> [Given task] In the rows below, present the lines from the one containing "Patent image size: (627, 969)." through the one containing "The leg 78 is at (324, 66)." as a numbered list, leaving out any blank lines.
Given records start
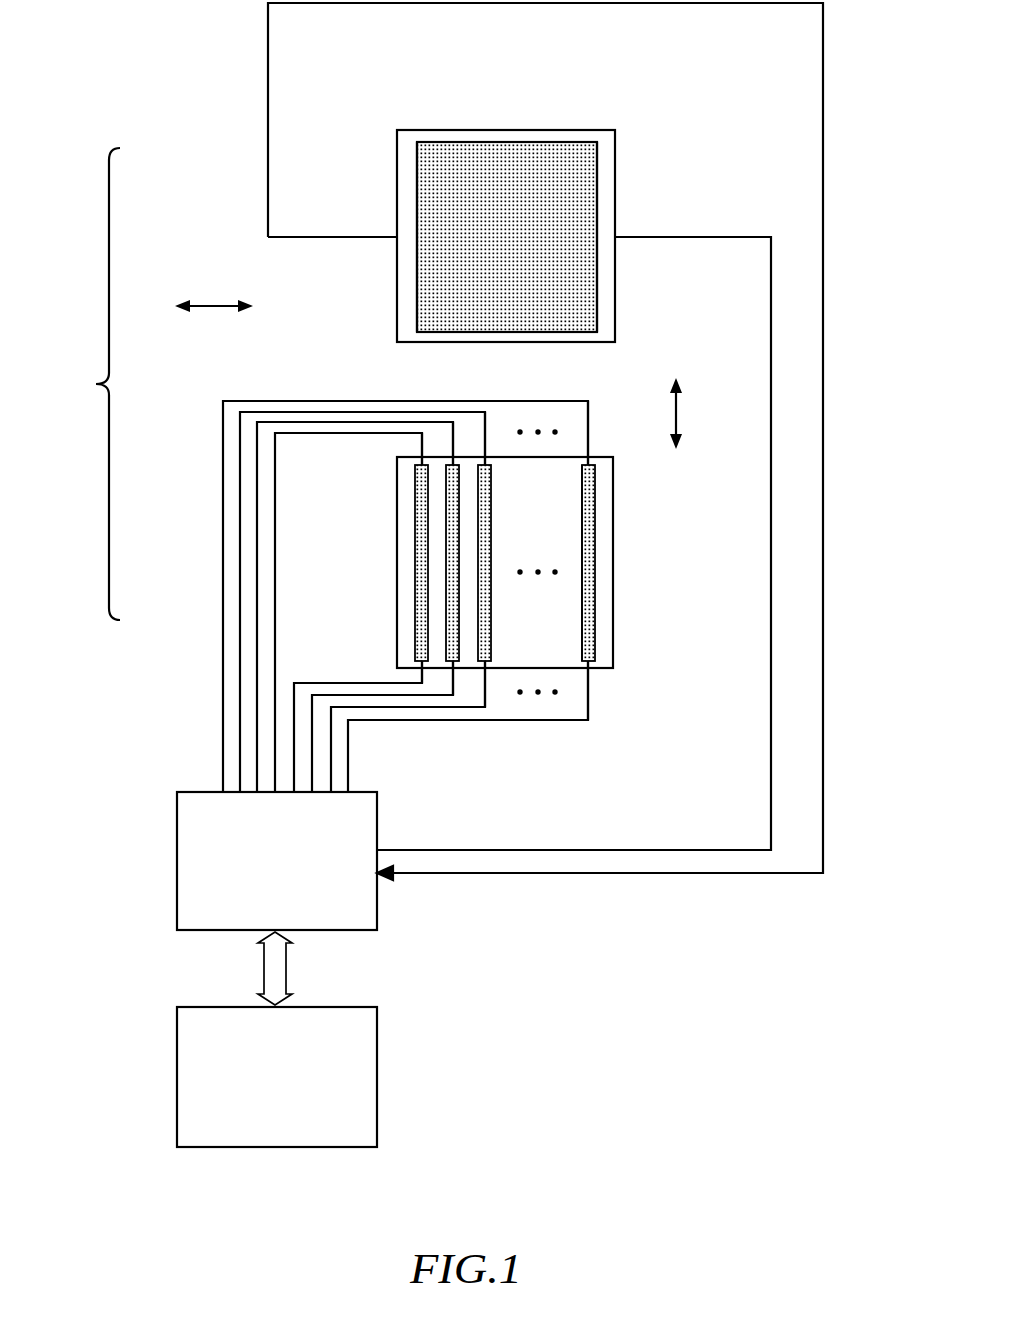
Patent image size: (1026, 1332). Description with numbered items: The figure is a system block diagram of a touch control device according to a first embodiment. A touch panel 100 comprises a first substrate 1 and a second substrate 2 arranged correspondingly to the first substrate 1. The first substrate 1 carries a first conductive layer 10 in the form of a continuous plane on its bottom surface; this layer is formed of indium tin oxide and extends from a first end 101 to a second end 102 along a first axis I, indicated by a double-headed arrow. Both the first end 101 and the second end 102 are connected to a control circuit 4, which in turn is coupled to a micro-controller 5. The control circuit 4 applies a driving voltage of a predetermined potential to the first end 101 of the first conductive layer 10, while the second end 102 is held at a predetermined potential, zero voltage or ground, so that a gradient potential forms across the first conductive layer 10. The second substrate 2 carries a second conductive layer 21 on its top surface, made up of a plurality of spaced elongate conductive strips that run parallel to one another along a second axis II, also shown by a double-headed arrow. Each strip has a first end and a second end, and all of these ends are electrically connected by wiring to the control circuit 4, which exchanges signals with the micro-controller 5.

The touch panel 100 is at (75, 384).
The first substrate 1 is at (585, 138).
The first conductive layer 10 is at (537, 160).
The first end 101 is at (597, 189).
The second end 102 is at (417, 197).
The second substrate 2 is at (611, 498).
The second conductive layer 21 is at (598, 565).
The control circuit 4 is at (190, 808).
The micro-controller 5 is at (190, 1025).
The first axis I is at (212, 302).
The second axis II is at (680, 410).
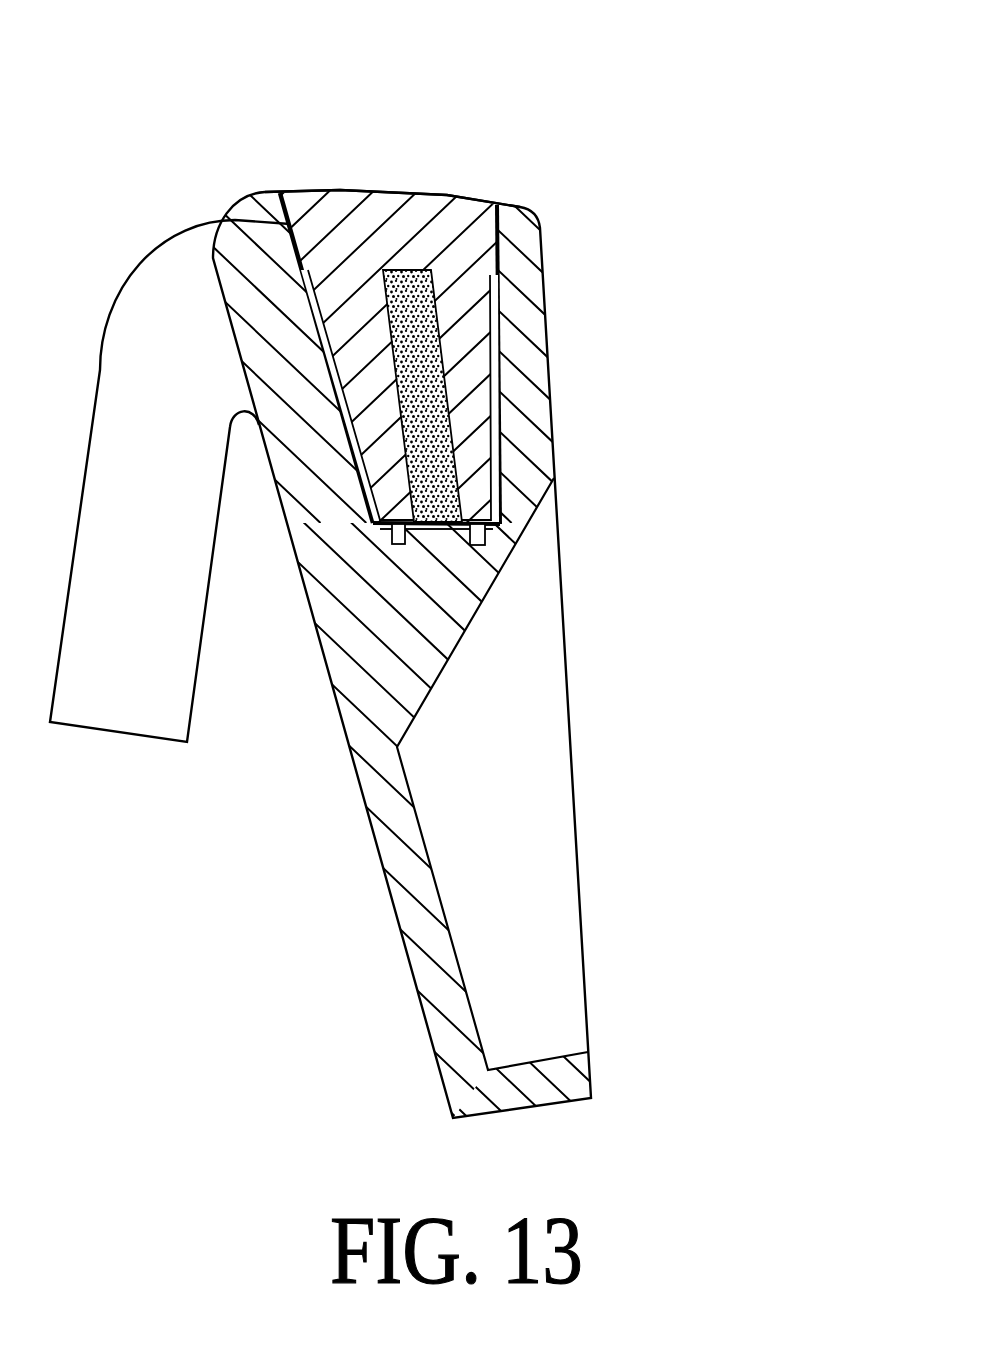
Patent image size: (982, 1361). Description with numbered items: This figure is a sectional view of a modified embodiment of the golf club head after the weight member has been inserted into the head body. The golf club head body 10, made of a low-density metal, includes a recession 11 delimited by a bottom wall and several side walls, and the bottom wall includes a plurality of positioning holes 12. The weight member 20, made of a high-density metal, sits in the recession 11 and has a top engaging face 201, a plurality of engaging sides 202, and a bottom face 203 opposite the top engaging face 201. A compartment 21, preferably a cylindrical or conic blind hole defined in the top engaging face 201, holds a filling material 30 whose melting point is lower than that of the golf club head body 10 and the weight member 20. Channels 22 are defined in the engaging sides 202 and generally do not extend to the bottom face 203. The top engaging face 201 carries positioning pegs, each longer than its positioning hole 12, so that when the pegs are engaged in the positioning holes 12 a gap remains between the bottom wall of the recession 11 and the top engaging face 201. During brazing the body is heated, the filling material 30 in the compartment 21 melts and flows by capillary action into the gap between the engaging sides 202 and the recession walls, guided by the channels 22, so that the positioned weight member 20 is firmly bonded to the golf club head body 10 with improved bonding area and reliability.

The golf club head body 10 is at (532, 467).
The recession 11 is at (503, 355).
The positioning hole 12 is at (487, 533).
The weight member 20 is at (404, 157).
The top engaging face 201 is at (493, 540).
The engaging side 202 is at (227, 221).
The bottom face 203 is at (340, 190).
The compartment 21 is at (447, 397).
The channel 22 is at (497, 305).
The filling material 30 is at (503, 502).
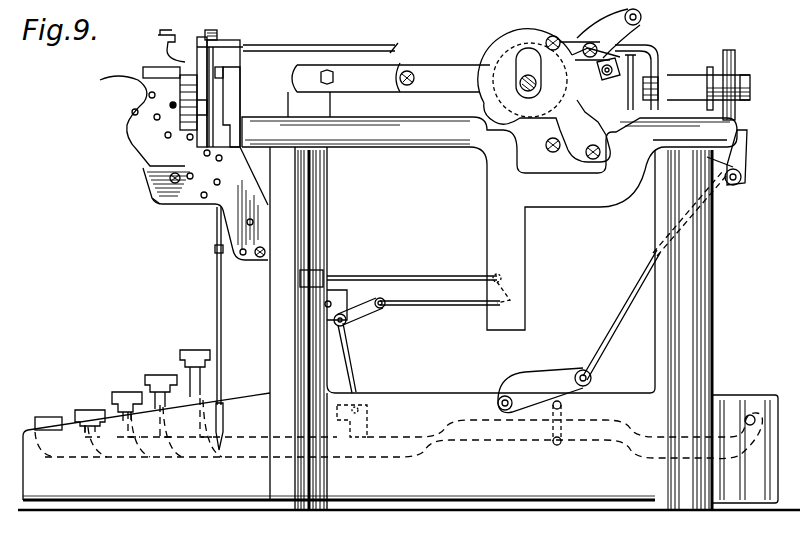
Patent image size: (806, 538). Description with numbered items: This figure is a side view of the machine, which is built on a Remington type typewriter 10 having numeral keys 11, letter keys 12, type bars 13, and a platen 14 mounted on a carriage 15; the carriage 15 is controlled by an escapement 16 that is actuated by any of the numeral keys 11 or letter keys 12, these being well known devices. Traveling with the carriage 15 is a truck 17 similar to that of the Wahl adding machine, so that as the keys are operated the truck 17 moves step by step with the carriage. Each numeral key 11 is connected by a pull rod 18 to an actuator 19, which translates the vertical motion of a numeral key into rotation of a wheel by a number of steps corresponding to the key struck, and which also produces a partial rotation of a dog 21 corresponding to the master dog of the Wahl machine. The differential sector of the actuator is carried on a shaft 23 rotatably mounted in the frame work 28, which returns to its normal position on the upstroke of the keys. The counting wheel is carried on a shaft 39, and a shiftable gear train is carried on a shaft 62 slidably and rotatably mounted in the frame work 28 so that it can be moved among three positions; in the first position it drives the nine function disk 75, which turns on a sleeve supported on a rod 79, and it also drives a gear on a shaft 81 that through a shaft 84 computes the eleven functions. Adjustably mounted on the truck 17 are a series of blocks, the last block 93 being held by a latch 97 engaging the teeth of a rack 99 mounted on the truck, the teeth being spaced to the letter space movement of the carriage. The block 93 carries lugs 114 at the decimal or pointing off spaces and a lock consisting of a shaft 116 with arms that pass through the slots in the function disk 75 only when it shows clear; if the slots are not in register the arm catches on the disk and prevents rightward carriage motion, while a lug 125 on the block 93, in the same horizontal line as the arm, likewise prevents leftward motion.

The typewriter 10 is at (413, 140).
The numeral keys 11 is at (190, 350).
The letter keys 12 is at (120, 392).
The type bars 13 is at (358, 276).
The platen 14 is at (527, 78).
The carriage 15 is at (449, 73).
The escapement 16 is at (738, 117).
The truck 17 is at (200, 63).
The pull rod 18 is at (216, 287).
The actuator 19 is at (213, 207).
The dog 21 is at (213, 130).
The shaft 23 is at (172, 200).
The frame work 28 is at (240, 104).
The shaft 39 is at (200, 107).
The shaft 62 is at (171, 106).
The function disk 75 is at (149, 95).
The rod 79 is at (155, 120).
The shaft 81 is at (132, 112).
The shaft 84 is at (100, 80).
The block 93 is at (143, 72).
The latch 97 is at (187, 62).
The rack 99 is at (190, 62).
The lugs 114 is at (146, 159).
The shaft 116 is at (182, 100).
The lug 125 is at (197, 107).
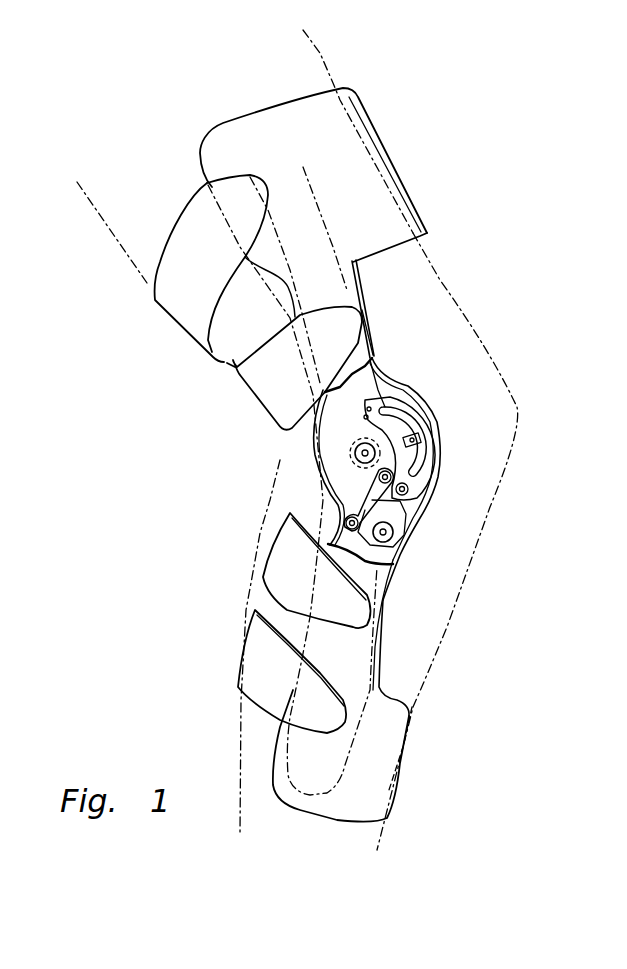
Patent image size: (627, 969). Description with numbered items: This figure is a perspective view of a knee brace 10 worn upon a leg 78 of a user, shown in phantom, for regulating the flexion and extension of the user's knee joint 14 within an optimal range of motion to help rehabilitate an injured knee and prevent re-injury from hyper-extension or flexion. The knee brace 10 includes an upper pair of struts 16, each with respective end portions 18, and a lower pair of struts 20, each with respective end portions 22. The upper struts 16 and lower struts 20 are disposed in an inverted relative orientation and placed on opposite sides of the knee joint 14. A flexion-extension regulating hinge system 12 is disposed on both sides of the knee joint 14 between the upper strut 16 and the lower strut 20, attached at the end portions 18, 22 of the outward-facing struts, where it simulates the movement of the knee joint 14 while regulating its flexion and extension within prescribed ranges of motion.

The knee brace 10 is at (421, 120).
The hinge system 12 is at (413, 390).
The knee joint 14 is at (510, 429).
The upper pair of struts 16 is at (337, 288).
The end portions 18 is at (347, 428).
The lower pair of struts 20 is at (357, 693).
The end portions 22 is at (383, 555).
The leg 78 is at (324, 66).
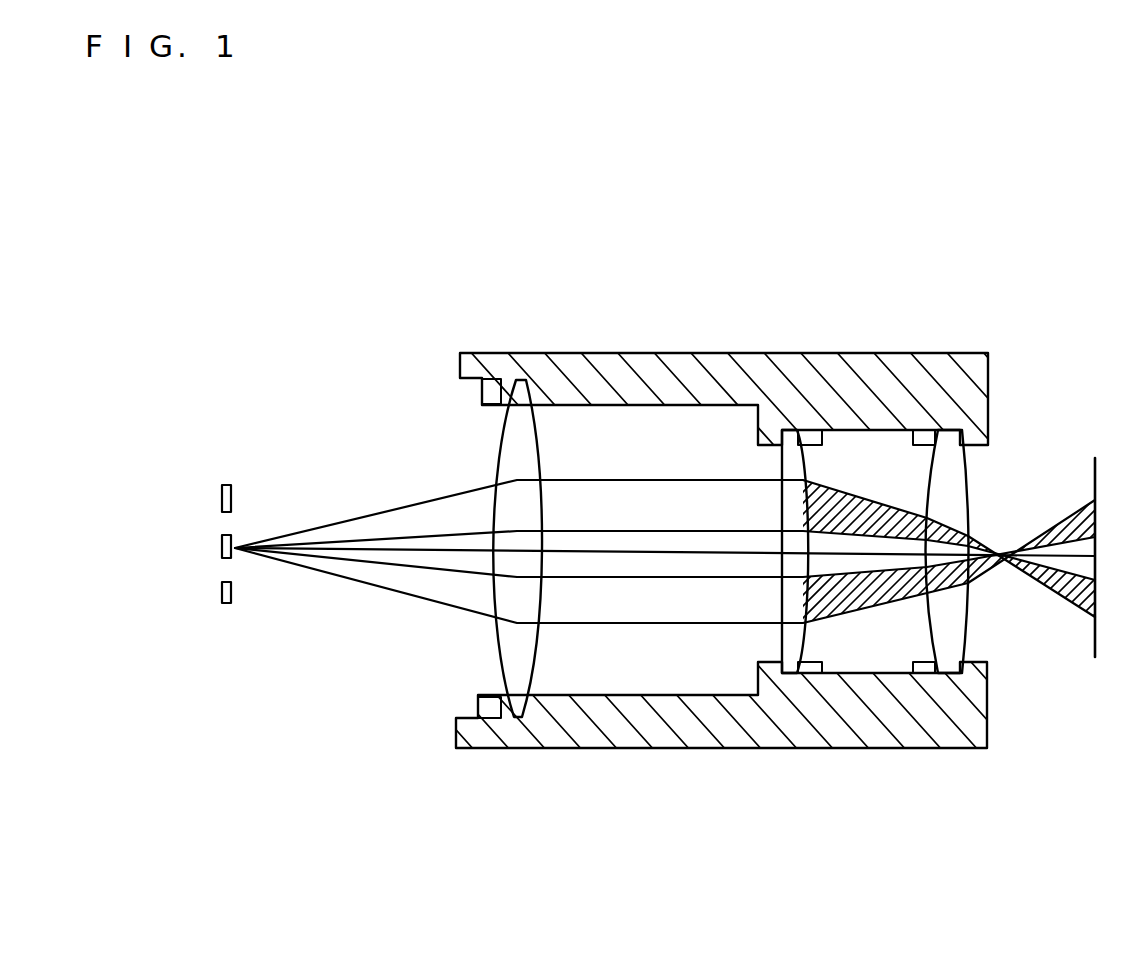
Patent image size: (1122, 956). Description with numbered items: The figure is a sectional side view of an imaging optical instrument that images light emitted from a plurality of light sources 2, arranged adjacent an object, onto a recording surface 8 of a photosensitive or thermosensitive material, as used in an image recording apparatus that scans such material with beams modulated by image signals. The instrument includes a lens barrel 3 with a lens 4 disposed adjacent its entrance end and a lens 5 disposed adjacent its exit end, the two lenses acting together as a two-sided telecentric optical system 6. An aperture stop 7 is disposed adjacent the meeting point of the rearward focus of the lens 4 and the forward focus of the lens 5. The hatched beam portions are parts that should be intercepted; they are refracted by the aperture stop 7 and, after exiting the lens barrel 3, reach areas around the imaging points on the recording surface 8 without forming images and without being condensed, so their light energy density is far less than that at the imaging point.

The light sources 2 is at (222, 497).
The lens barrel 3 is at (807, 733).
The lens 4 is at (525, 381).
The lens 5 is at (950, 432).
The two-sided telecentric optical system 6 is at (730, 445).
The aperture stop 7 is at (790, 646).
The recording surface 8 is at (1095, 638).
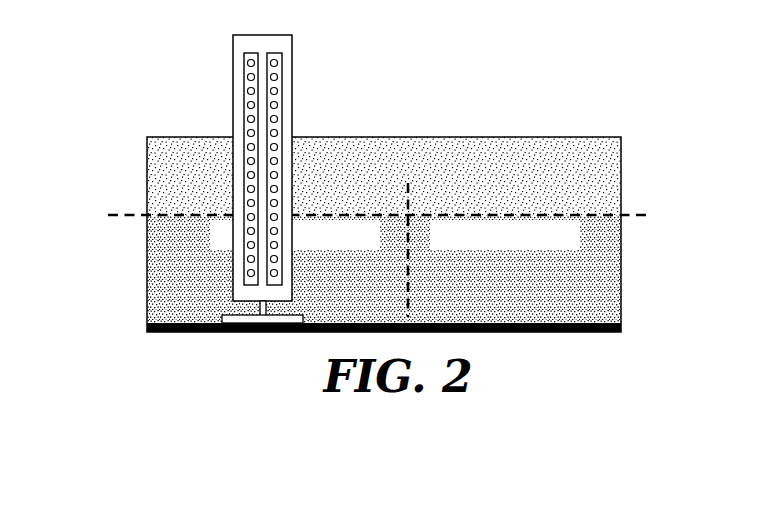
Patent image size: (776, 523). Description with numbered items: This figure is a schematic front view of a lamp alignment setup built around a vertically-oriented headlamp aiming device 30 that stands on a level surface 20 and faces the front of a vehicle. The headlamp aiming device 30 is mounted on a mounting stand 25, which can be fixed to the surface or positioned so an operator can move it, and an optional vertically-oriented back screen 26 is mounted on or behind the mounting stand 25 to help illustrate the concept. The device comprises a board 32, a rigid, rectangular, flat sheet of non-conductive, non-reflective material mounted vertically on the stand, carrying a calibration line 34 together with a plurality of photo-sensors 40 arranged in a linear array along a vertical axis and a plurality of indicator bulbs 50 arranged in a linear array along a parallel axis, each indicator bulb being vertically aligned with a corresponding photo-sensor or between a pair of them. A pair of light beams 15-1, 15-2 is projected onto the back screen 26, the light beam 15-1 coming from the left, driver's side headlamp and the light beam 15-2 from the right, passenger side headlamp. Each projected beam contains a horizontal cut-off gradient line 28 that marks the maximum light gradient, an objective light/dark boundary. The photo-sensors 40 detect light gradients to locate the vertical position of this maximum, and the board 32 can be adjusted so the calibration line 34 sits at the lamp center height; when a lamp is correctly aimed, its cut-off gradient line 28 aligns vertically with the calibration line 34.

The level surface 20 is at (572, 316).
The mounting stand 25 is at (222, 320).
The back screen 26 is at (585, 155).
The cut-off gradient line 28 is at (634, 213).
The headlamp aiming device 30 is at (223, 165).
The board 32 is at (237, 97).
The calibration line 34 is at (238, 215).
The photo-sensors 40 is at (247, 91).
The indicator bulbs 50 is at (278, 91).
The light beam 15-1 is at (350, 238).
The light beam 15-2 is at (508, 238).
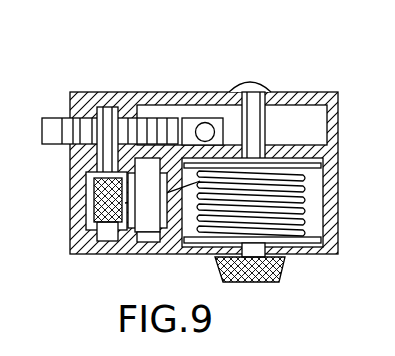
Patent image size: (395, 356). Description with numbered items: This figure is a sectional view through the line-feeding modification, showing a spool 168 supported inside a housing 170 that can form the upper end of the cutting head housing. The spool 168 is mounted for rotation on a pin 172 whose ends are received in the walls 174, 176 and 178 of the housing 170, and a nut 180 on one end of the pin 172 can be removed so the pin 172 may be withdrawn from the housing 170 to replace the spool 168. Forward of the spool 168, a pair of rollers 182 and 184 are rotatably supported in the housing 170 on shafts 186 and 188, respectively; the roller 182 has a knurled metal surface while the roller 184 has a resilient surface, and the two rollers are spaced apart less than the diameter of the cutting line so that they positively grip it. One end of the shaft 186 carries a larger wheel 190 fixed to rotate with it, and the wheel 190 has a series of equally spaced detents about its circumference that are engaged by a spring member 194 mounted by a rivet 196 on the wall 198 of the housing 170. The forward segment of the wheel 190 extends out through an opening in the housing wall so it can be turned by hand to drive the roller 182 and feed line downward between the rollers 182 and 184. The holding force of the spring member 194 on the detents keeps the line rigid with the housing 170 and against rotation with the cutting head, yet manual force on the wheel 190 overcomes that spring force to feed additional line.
Given records end
> [Full answer]
1. Patent image size: (627, 969). Description with numbered items: This figure is a perspective view of a knee brace 10 worn upon a leg 78 of a user, shown in phantom, for regulating the flexion and extension of the user's knee joint 14 within an optimal range of motion to help rehabilitate an injured knee and prevent re-injury from hyper-extension or flexion. The knee brace 10 includes an upper pair of struts 16, each with respective end portions 18, and a lower pair of struts 20, each with respective end portions 22. The upper struts 16 and lower struts 20 are disposed in an inverted relative orientation and placed on opposite sides of the knee joint 14. A flexion-extension regulating hinge system 12 is disposed on both sides of the knee joint 14 between the upper strut 16 and the lower strut 20, attached at the end portions 18, 22 of the outward-facing struts, where it simulates the movement of the knee joint 14 while regulating its flexion and extension within prescribed ranges of motion.
2. The knee brace 10 is at (421, 120).
3. The hinge system 12 is at (413, 390).
4. The knee joint 14 is at (510, 429).
5. The upper pair of struts 16 is at (337, 288).
6. The end portions 18 is at (347, 428).
7. The lower pair of struts 20 is at (357, 693).
8. The end portions 22 is at (383, 555).
9. The leg 78 is at (324, 66).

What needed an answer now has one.